_RECORDED INFORMATION:_
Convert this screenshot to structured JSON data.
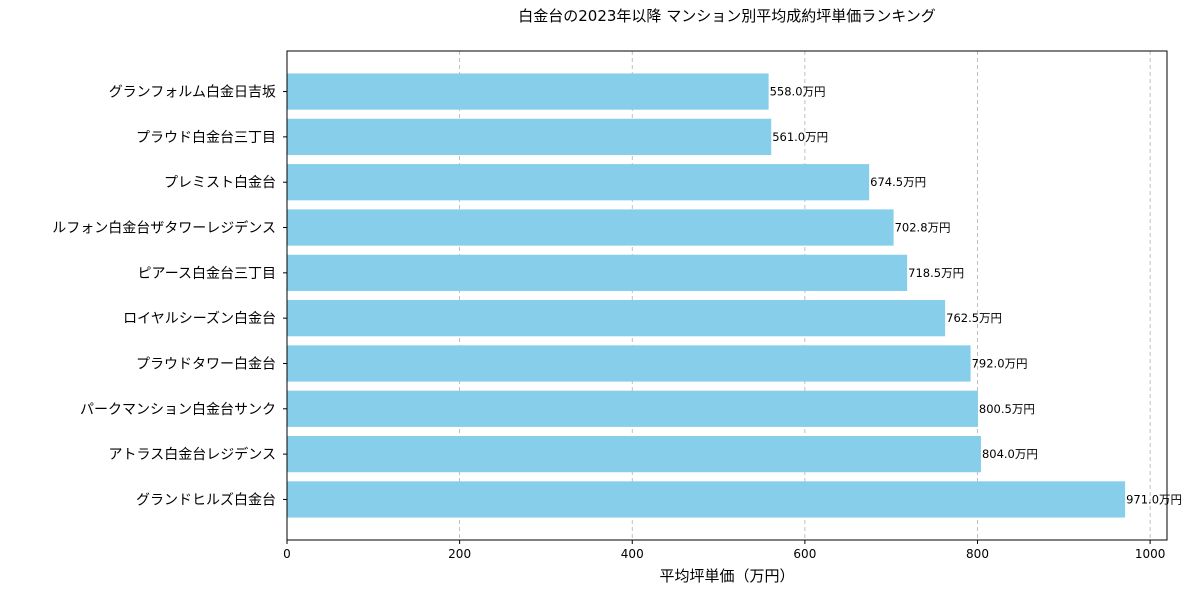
{
  "chart_data": {
    "type": "bar",
    "orientation": "horizontal",
    "title": "白金台の2023年以降 マンション別平均成約坪単価ランキング",
    "xlabel": "平均坪単価（万円）",
    "ylabel": "",
    "categories": [
      "グランドヒルズ白金台",
      "アトラス白金台レジデンス",
      "パークマンション白金台サンク",
      "プラウドタワー白金台",
      "ロイヤルシーズン白金台",
      "ピアース白金台三丁目",
      "ルフォン白金台ザタワーレジデンス",
      "プレミスト白金台",
      "プラウド白金台三丁目",
      "グランフォルム白金日吉坂"
    ],
    "values": [
      971.0,
      804.0,
      800.5,
      792.0,
      762.5,
      718.5,
      702.8,
      674.5,
      561.0,
      558.0
    ],
    "data_labels": [
      "971.0万円",
      "804.0万円",
      "800.5万円",
      "792.0万円",
      "762.5万円",
      "718.5万円",
      "702.8万円",
      "674.5万円",
      "561.0万円",
      "558.0万円"
    ],
    "xlim": [
      0,
      1019.55
    ],
    "xticks": [
      "0",
      "200",
      "400",
      "600",
      "800",
      "1000"
    ],
    "grid": "x, dashed",
    "bar_color": "#87ceeb"
  }
}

_WHAT YOU NEED TO DO:_ Make an exact copy of the data, leaving its pictures out.

_THE ANSWER:_
Convert this screenshot to structured JSON data.
{
  "chart_data": {
    "type": "bar",
    "orientation": "horizontal",
    "title": "白金台の2023年以降 マンション別平均成約坪単価ランキング",
    "xlabel": "平均坪単価（万円）",
    "ylabel": "",
    "categories": [
      "グランドヒルズ白金台",
      "アトラス白金台レジデンス",
      "パークマンション白金台サンク",
      "プラウドタワー白金台",
      "ロイヤルシーズン白金台",
      "ピアース白金台三丁目",
      "ルフォン白金台ザタワーレジデンス",
      "プレミスト白金台",
      "プラウド白金台三丁目",
      "グランフォルム白金日吉坂"
    ],
    "values": [
      971.0,
      804.0,
      800.5,
      792.0,
      762.5,
      718.5,
      702.8,
      674.5,
      561.0,
      558.0
    ],
    "data_labels": [
      "971.0万円",
      "804.0万円",
      "800.5万円",
      "792.0万円",
      "762.5万円",
      "718.5万円",
      "702.8万円",
      "674.5万円",
      "561.0万円",
      "558.0万円"
    ],
    "xlim": [
      0,
      1019.55
    ],
    "xticks": [
      "0",
      "200",
      "400",
      "600",
      "800",
      "1000"
    ],
    "grid": "x, dashed",
    "bar_color": "#87ceeb"
  }
}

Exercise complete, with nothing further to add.